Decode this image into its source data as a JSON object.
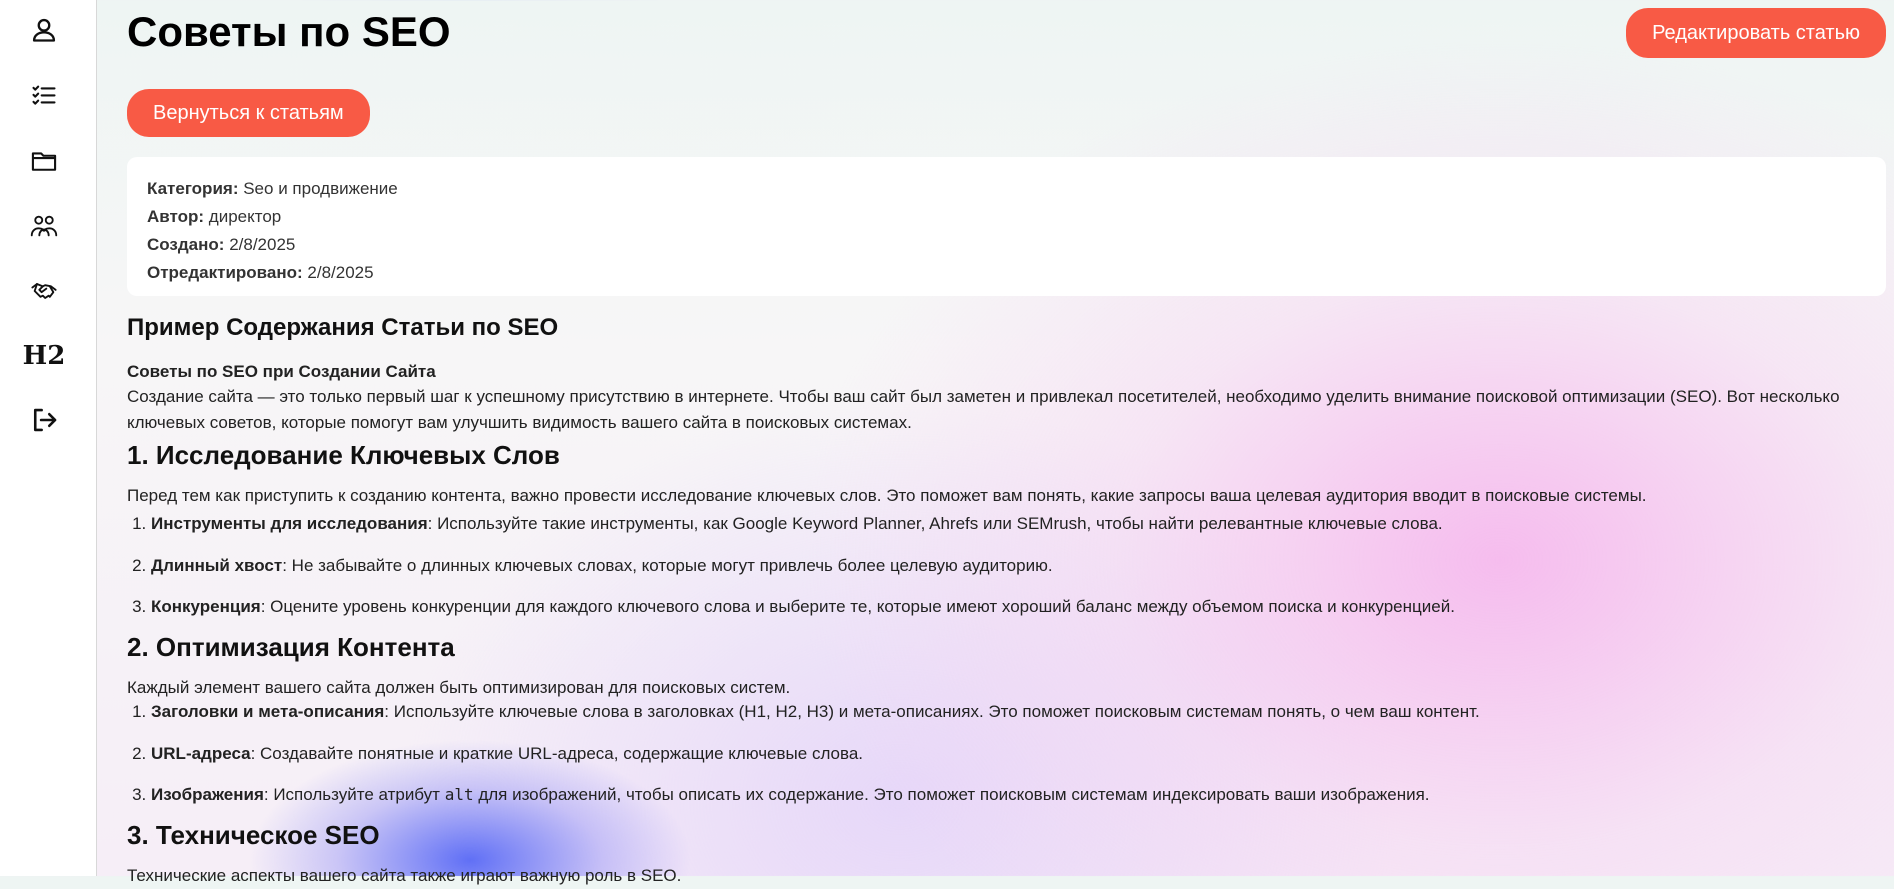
{
  "sidebar": {
    "items": [
      {
        "icon": "user-icon"
      },
      {
        "icon": "checklist-icon"
      },
      {
        "icon": "folder-icon"
      },
      {
        "icon": "users-icon"
      },
      {
        "icon": "handshake-icon"
      },
      {
        "icon": "heading-icon",
        "glyph": "H2"
      },
      {
        "icon": "logout-icon"
      }
    ]
  },
  "header": {
    "title": "Советы по SEO",
    "edit_button": "Редактировать статью",
    "back_button": "Вернуться к статьям"
  },
  "meta": {
    "category_label": "Категория:",
    "category_value": "Seo и продвижение",
    "author_label": "Автор:",
    "author_value": "директор",
    "created_label": "Создано:",
    "created_value": "2/8/2025",
    "edited_label": "Отредактировано:",
    "edited_value": "2/8/2025"
  },
  "article": {
    "heading": "Пример Содержания Статьи по SEO",
    "subheading": "Советы по SEO при Создании Сайта",
    "intro": "Создание сайта — это только первый шаг к успешному присутствию в интернете. Чтобы ваш сайт был заметен и привлекал посетителей, необходимо уделить внимание поисковой оптимизации (SEO). Вот несколько ключевых советов, которые помогут вам улучшить видимость вашего сайта в поисковых системах.",
    "sections": [
      {
        "title": "1. Исследование Ключевых Слов",
        "text": "Перед тем как приступить к созданию контента, важно провести исследование ключевых слов. Это поможет вам понять, какие запросы ваша целевая аудитория вводит в поисковые системы.",
        "items": [
          {
            "bold": "Инструменты для исследования",
            "text": ": Используйте такие инструменты, как Google Keyword Planner, Ahrefs или SEMrush, чтобы найти релевантные ключевые слова."
          },
          {
            "bold": "Длинный хвост",
            "text": ": Не забывайте о длинных ключевых словах, которые могут привлечь более целевую аудиторию."
          },
          {
            "bold": "Конкуренция",
            "text": ": Оцените уровень конкуренции для каждого ключевого слова и выберите те, которые имеют хороший баланс между объемом поиска и конкуренцией."
          }
        ]
      },
      {
        "title": "2. Оптимизация Контента",
        "text": "Каждый элемент вашего сайта должен быть оптимизирован для поисковых систем.",
        "items": [
          {
            "bold": "Заголовки и мета-описания",
            "text": ": Используйте ключевые слова в заголовках (H1, H2, H3) и мета-описаниях. Это поможет поисковым системам понять, о чем ваш контент."
          },
          {
            "bold": "URL-адреса",
            "text": ": Создавайте понятные и краткие URL-адреса, содержащие ключевые слова."
          },
          {
            "bold": "Изображения",
            "text_before": ": Используйте атрибут ",
            "code": "alt",
            "text_after": " для изображений, чтобы описать их содержание. Это поможет поисковым системам индексировать ваши изображения."
          }
        ]
      },
      {
        "title": "3. Техническое SEO",
        "text": "Технические аспекты вашего сайта также играют важную роль в SEO."
      }
    ]
  }
}
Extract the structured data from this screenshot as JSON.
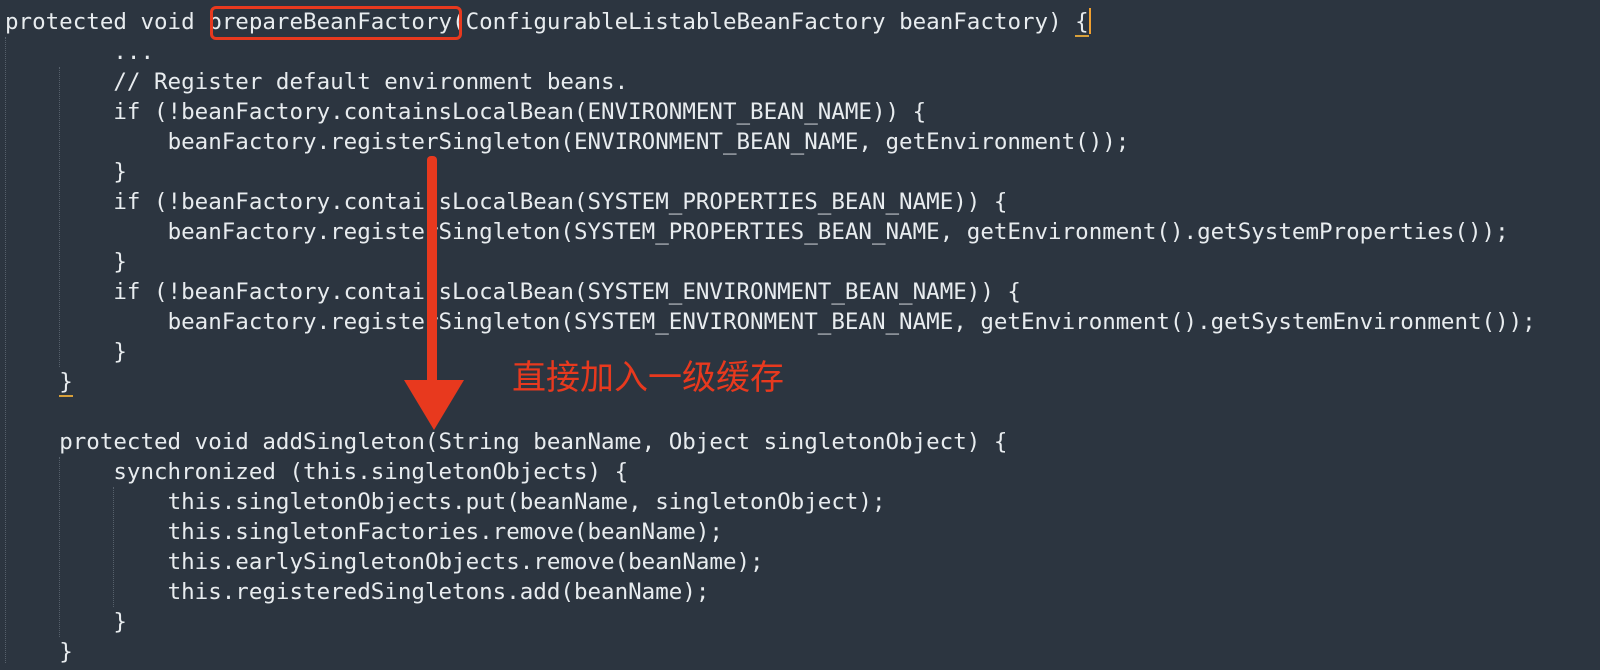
{
  "code_lines": [
    {
      "indent": "",
      "pre": "protected void ",
      "fn": "prepareBeanFactory",
      "post": "(ConfigurableListableBeanFactory beanFactory) ",
      "brace": "{"
    },
    {
      "indent": "        ",
      "text": "..."
    },
    {
      "indent": "        ",
      "text": "// Register default environment beans."
    },
    {
      "indent": "        ",
      "text": "if (!beanFactory.containsLocalBean(ENVIRONMENT_BEAN_NAME)) {"
    },
    {
      "indent": "            ",
      "text": "beanFactory.registerSingleton(ENVIRONMENT_BEAN_NAME, getEnvironment());"
    },
    {
      "indent": "        ",
      "text": "}"
    },
    {
      "indent": "        ",
      "text": "if (!beanFactory.containsLocalBean(SYSTEM_PROPERTIES_BEAN_NAME)) {"
    },
    {
      "indent": "            ",
      "text": "beanFactory.registerSingleton(SYSTEM_PROPERTIES_BEAN_NAME, getEnvironment().getSystemProperties());"
    },
    {
      "indent": "        ",
      "text": "}"
    },
    {
      "indent": "        ",
      "text": "if (!beanFactory.containsLocalBean(SYSTEM_ENVIRONMENT_BEAN_NAME)) {"
    },
    {
      "indent": "            ",
      "text": "beanFactory.registerSingleton(SYSTEM_ENVIRONMENT_BEAN_NAME, getEnvironment().getSystemEnvironment());"
    },
    {
      "indent": "        ",
      "text": "}"
    },
    {
      "indent": "    ",
      "brace": "}"
    },
    {
      "indent": "",
      "text": ""
    },
    {
      "indent": "    ",
      "text": "protected void addSingleton(String beanName, Object singletonObject) {"
    },
    {
      "indent": "        ",
      "text": "synchronized (this.singletonObjects) {"
    },
    {
      "indent": "            ",
      "text": "this.singletonObjects.put(beanName, singletonObject);"
    },
    {
      "indent": "            ",
      "text": "this.singletonFactories.remove(beanName);"
    },
    {
      "indent": "            ",
      "text": "this.earlySingletonObjects.remove(beanName);"
    },
    {
      "indent": "            ",
      "text": "this.registeredSingletons.add(beanName);"
    },
    {
      "indent": "        ",
      "text": "}"
    },
    {
      "indent": "    ",
      "text": "}"
    }
  ],
  "annotation": {
    "text": "直接加入一级缓存",
    "color": "#e8391e"
  },
  "colors": {
    "background": "#2c3540",
    "code_text": "#e8ecef",
    "highlight": "#e8391e",
    "brace_match": "#d8a03a",
    "arrow": "#e8391e"
  }
}
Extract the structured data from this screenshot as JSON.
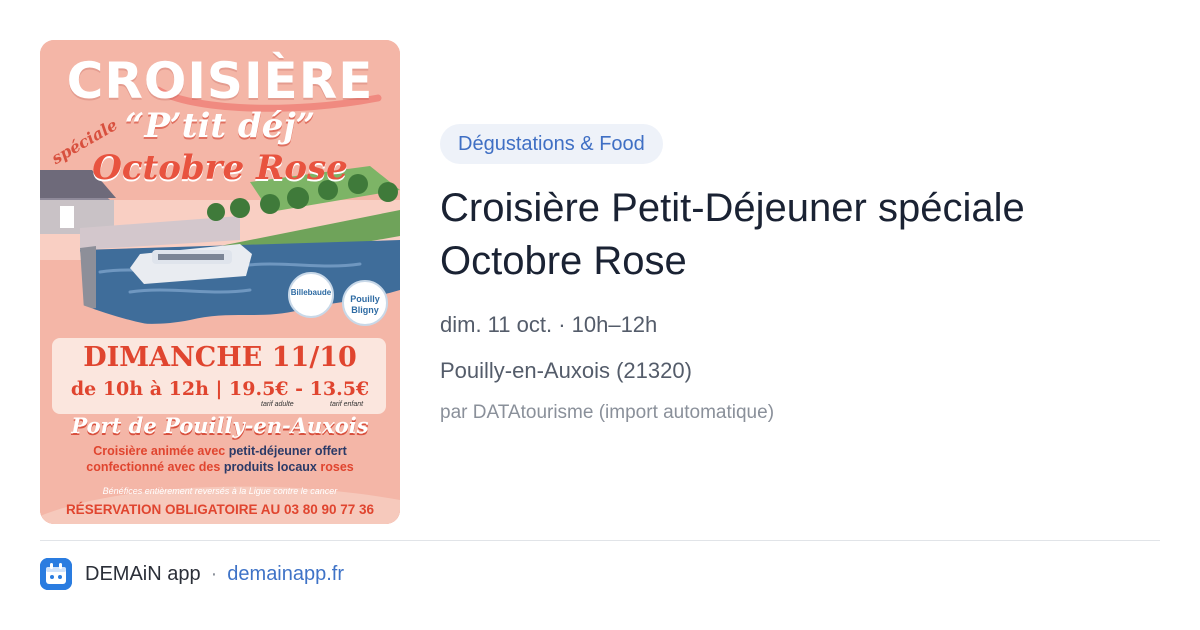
{
  "event": {
    "category": "Dégustations & Food",
    "title": "Croisière Petit-Déjeuner spéciale Octobre Rose",
    "datetime": "dim. 11 oct. · 10h–12h",
    "location": "Pouilly-en-Auxois (21320)",
    "source": "par DATAtourisme (import automatique)"
  },
  "poster": {
    "title": "CROISIÈRE",
    "subtitle_prefix": "spéciale",
    "subtitle_quote": "“P’tit déj”",
    "subtitle_main": "Octobre Rose",
    "date_line": "DIMANCHE 11/10",
    "hours_line": "de 10h à 12h | 19.5€ - 13.5€",
    "tarif_adult": "tarif adulte",
    "tarif_child": "tarif enfant",
    "port": "Port de Pouilly-en-Auxois",
    "desc_line1_a": "Croisière animée avec ",
    "desc_line1_b": "petit-déjeuner offert",
    "desc_line2_a": "confectionné avec des ",
    "desc_line2_b": "produits locaux",
    "desc_line2_c": " roses",
    "benefits": "Bénéfices entièrement reversés à la Ligue contre le cancer",
    "reservation": "RÉSERVATION OBLIGATOIRE AU 03 80 90 77 36",
    "logo1": "Billebaude",
    "logo2_a": "Pouilly",
    "logo2_b": "Bligny"
  },
  "footer": {
    "app_name": "DEMAiN app",
    "separator": "·",
    "link": "demainapp.fr"
  },
  "colors": {
    "chip_bg": "#eef2f9",
    "chip_text": "#3f6fc4",
    "link": "#3f73c7",
    "app_icon": "#2a7ce0",
    "poster_bg": "#f4b6a7",
    "poster_accent": "#e0452f"
  },
  "icons": {
    "app": "demain-app-icon",
    "ribbon": "pink-ribbon-icon"
  }
}
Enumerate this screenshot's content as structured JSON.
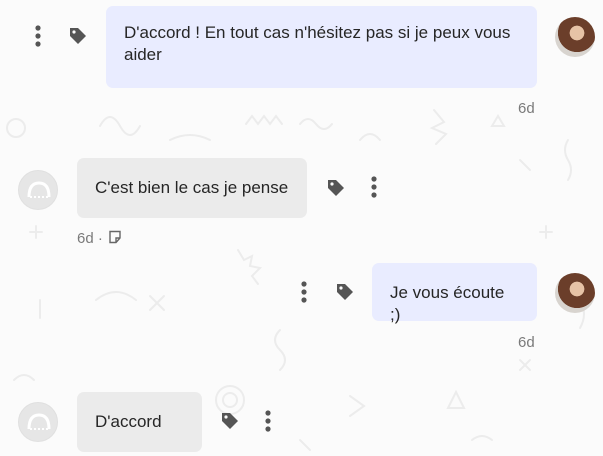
{
  "messages": [
    {
      "direction": "outgoing",
      "text": "D'accord ! En tout cas n'hésitez pas si je peux vous aider",
      "timestamp": "6d"
    },
    {
      "direction": "incoming",
      "text": "C'est bien le cas je pense",
      "timestamp": "6d ·"
    },
    {
      "direction": "outgoing",
      "text": "Je vous écoute ;)",
      "timestamp": "6d"
    },
    {
      "direction": "incoming",
      "text": "D'accord",
      "timestamp": ""
    }
  ],
  "icons": {
    "more": "more-vert-icon",
    "tag": "tag-icon",
    "note": "note-icon",
    "user_avatar": "avatar",
    "bot_avatar": "bot-avatar"
  },
  "colors": {
    "outgoing_bubble": "#e9ecff",
    "incoming_bubble": "#ebebeb",
    "icon": "#555555",
    "timestamp": "#7a7a7a"
  }
}
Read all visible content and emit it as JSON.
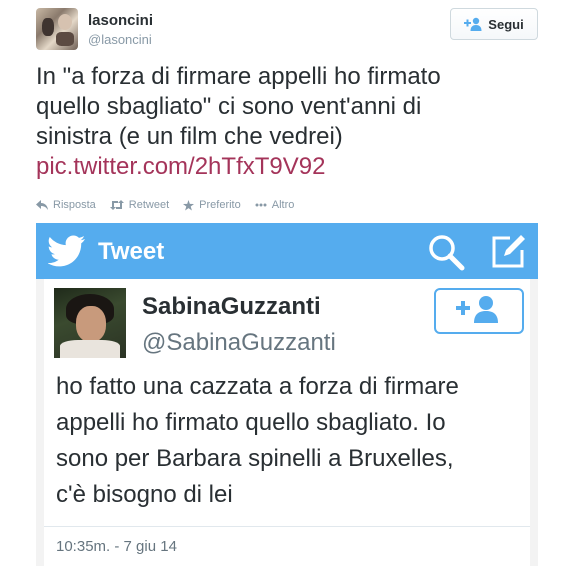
{
  "header": {
    "username": "lasoncini",
    "handle": "@lasoncini",
    "follow_label": "Segui"
  },
  "tweet": {
    "text_lines": [
      "In \"a forza di firmare appelli ho firmato",
      "quello sbagliato\" ci sono vent'anni di",
      "sinistra (e un film che vedrei)"
    ],
    "link": "pic.twitter.com/2hTfxT9V92"
  },
  "actions": {
    "reply": "Risposta",
    "retweet": "Retweet",
    "favorite": "Preferito",
    "more": "Altro"
  },
  "embedded": {
    "bar_title": "Tweet",
    "name": "SabinaGuzzanti",
    "handle": "@SabinaGuzzanti",
    "text_lines": [
      "ho fatto una cazzata a forza di firmare",
      "appelli ho firmato quello sbagliato. Io",
      "sono per Barbara spinelli a Bruxelles,",
      "c'è bisogno di lei"
    ],
    "timestamp": "10:35m. - 7 giu 14"
  },
  "colors": {
    "accent": "#55acee",
    "link": "#a4345a",
    "muted": "#8899a6"
  },
  "icons": [
    "follow-icon",
    "reply-icon",
    "retweet-icon",
    "favorite-icon",
    "more-icon",
    "twitter-bird-icon",
    "search-icon",
    "compose-icon",
    "add-user-icon"
  ]
}
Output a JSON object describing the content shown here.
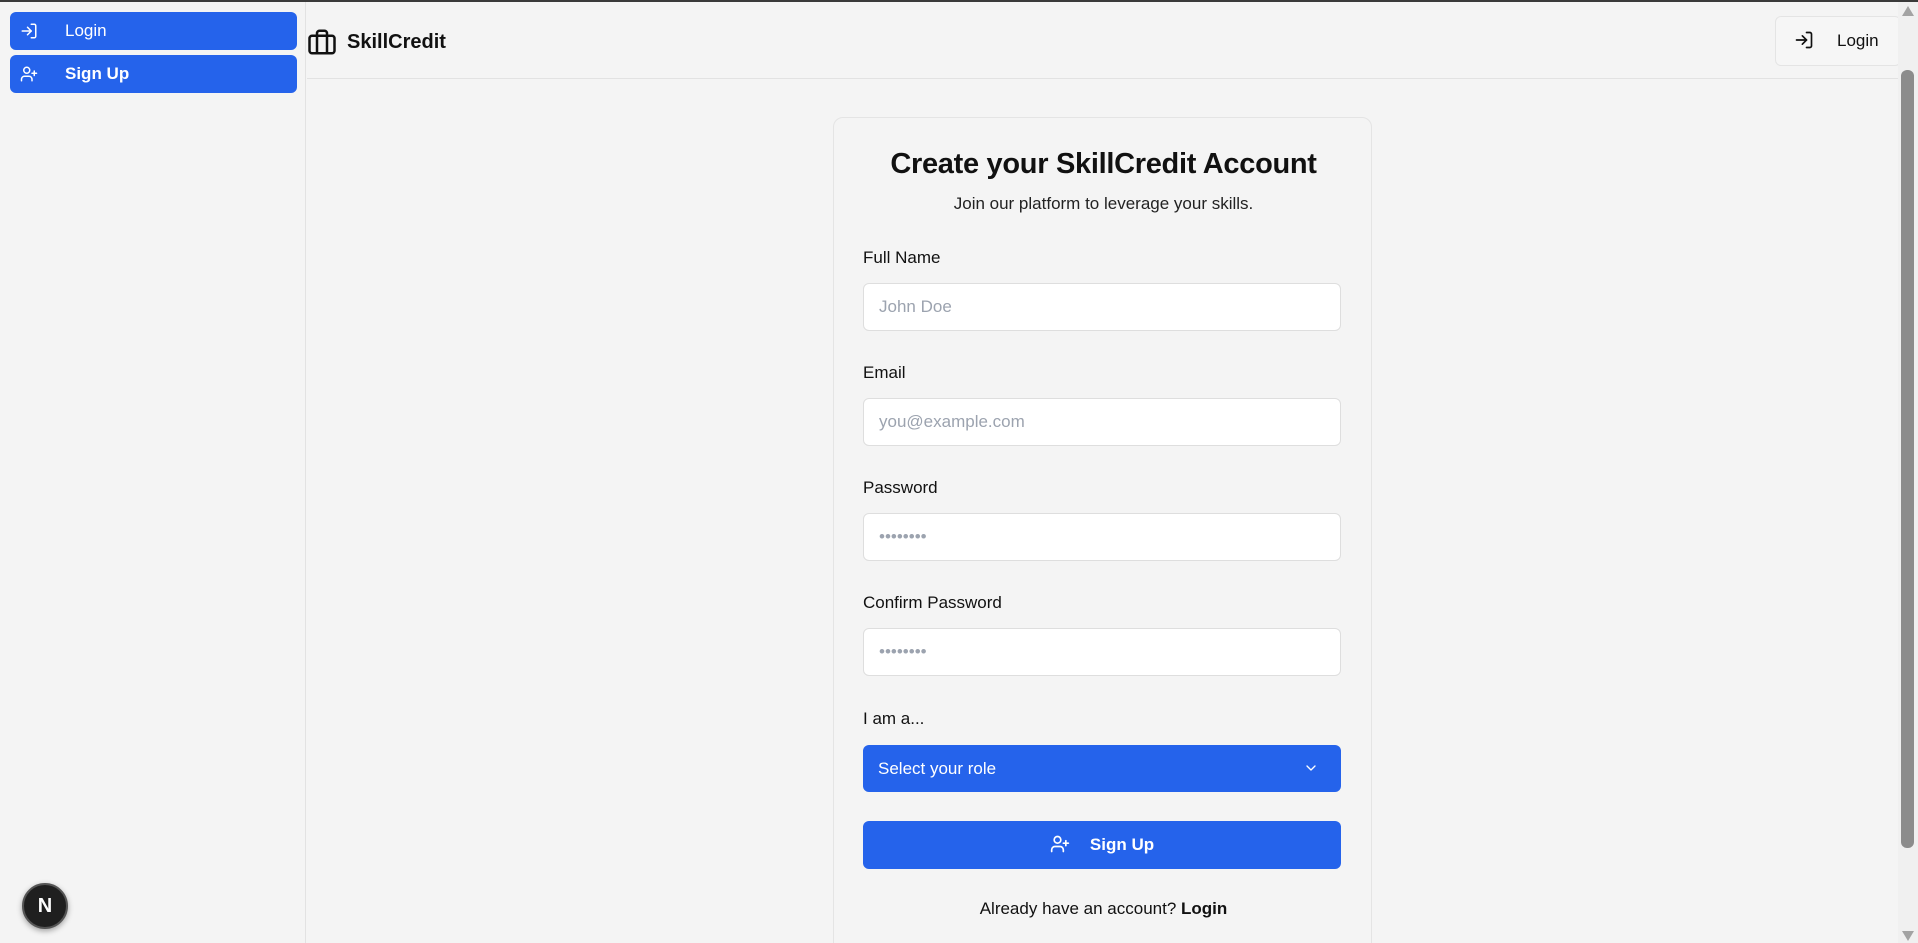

-- TASK DETAILS --
Gather each line in the entries above where the string "quello" is found.

-- REPLY --
      "quello sbagliato\" ci sono vent'anni di",
      "appelli ho firmato quello sbagliato. Io",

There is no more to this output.